Stated problem — Leave out the pictures and repeat the rest of the material exactly.

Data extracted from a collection
╔══
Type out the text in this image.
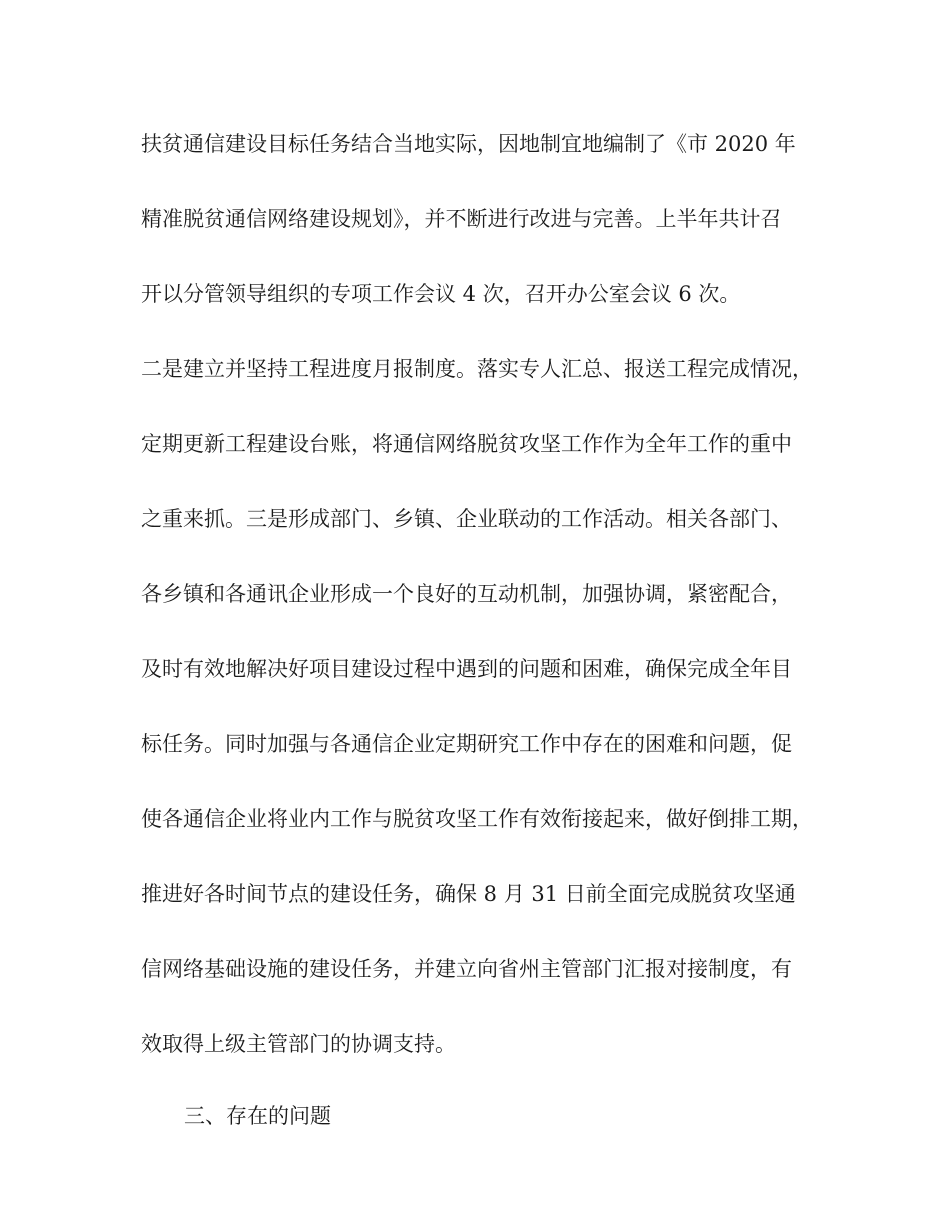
扶贫通信建设目标任务结合当地实际，因地制宜地编制了《市 2020 年
精准脱贫通信网络建设规划》，并不断进行改进与完善。上半年共计召
开以分管领导组织的专项工作会议 4 次，召开办公室会议 6 次。
二是建立并坚持工程进度月报制度。落实专人汇总、报送工程完成情况，
定期更新工程建设台账，将通信网络脱贫攻坚工作作为全年工作的重中
之重来抓。三是形成部门、乡镇、企业联动的工作活动。相关各部门、
各乡镇和各通讯企业形成一个良好的互动机制，加强协调，紧密配合，
及时有效地解决好项目建设过程中遇到的问题和困难，确保完成全年目
标任务。同时加强与各通信企业定期研究工作中存在的困难和问题，促
使各通信企业将业内工作与脱贫攻坚工作有效衔接起来，做好倒排工期，
推进好各时间节点的建设任务，确保 8 月 31 日前全面完成脱贫攻坚通
信网络基础设施的建设任务，并建立向省州主管部门汇报对接制度，有
效取得上级主管部门的协调支持。
三、存在的问题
╚══
Written answer —
Type out the text in this image.
扶贫通信建设目标任务结合当地实际，因地制宜地编制了《市 2020 年
精准脱贫通信网络建设规划》，并不断进行改进与完善。上半年共计召
开以分管领导组织的专项工作会议 4 次，召开办公室会议 6 次。
二是建立并坚持工程进度月报制度。落实专人汇总、报送工程完成情况，
定期更新工程建设台账，将通信网络脱贫攻坚工作作为全年工作的重中
之重来抓。三是形成部门、乡镇、企业联动的工作活动。相关各部门、
各乡镇和各通讯企业形成一个良好的互动机制，加强协调，紧密配合，
及时有效地解决好项目建设过程中遇到的问题和困难，确保完成全年目
标任务。同时加强与各通信企业定期研究工作中存在的困难和问题，促
使各通信企业将业内工作与脱贫攻坚工作有效衔接起来，做好倒排工期，
推进好各时间节点的建设任务，确保 8 月 31 日前全面完成脱贫攻坚通
信网络基础设施的建设任务，并建立向省州主管部门汇报对接制度，有
效取得上级主管部门的协调支持。
三、存在的问题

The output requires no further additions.